**Challenge:** Return every line below that contains the string "pictogram", copying each one in full.

**Supplied material:**
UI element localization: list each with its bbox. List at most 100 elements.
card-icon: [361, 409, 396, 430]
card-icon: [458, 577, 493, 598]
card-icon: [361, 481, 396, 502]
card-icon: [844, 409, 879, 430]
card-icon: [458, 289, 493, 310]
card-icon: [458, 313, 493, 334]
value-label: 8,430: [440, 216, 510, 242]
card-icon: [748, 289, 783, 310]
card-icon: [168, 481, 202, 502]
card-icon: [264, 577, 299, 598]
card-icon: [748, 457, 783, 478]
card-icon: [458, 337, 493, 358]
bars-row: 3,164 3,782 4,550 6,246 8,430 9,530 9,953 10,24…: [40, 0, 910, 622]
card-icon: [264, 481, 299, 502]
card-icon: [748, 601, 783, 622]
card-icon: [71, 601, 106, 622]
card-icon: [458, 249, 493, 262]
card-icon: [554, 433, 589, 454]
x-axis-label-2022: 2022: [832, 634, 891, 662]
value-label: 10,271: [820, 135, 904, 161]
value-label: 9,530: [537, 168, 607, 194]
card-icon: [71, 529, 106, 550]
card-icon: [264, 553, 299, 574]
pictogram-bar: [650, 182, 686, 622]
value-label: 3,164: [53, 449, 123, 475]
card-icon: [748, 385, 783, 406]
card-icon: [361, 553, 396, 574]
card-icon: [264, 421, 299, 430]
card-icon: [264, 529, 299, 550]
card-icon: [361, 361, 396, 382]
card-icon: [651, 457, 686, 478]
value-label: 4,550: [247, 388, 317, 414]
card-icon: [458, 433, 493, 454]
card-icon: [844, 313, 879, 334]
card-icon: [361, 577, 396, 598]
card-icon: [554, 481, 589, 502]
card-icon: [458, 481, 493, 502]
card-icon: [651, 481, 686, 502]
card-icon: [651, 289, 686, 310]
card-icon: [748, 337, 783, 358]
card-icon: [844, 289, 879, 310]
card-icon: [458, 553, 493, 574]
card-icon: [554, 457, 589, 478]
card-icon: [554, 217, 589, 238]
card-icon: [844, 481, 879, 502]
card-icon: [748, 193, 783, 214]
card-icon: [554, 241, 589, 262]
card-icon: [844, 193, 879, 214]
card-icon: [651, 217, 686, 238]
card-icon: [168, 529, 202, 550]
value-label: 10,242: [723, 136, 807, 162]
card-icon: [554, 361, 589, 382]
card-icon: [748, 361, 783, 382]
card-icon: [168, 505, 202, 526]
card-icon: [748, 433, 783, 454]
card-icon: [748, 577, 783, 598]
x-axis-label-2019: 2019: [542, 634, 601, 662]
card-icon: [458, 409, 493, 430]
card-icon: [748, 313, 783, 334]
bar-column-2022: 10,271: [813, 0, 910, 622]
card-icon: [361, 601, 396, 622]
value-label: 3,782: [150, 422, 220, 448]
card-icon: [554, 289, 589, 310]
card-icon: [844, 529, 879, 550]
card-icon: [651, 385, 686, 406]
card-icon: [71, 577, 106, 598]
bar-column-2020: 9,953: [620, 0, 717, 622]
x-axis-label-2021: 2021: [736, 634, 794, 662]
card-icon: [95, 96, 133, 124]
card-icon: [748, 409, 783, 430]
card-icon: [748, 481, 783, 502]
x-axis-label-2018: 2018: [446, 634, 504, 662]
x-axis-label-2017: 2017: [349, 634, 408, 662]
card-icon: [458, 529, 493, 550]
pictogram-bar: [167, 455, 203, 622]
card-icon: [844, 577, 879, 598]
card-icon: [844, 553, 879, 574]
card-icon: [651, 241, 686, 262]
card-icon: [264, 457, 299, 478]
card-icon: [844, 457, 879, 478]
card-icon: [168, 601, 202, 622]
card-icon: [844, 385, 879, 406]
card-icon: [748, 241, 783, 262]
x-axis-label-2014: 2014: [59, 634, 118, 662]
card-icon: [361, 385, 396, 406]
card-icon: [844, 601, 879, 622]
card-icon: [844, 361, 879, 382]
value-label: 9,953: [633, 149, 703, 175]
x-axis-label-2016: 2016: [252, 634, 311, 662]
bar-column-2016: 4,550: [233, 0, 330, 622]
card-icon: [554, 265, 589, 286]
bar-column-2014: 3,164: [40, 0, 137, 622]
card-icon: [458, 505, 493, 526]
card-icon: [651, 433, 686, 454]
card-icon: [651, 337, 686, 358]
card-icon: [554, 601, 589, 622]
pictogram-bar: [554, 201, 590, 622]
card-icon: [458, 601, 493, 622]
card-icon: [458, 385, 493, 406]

**Output for this exercise:**
pictogram-bar: [650, 182, 686, 622]
pictogram-bar: [167, 455, 203, 622]
pictogram-bar: [554, 201, 590, 622]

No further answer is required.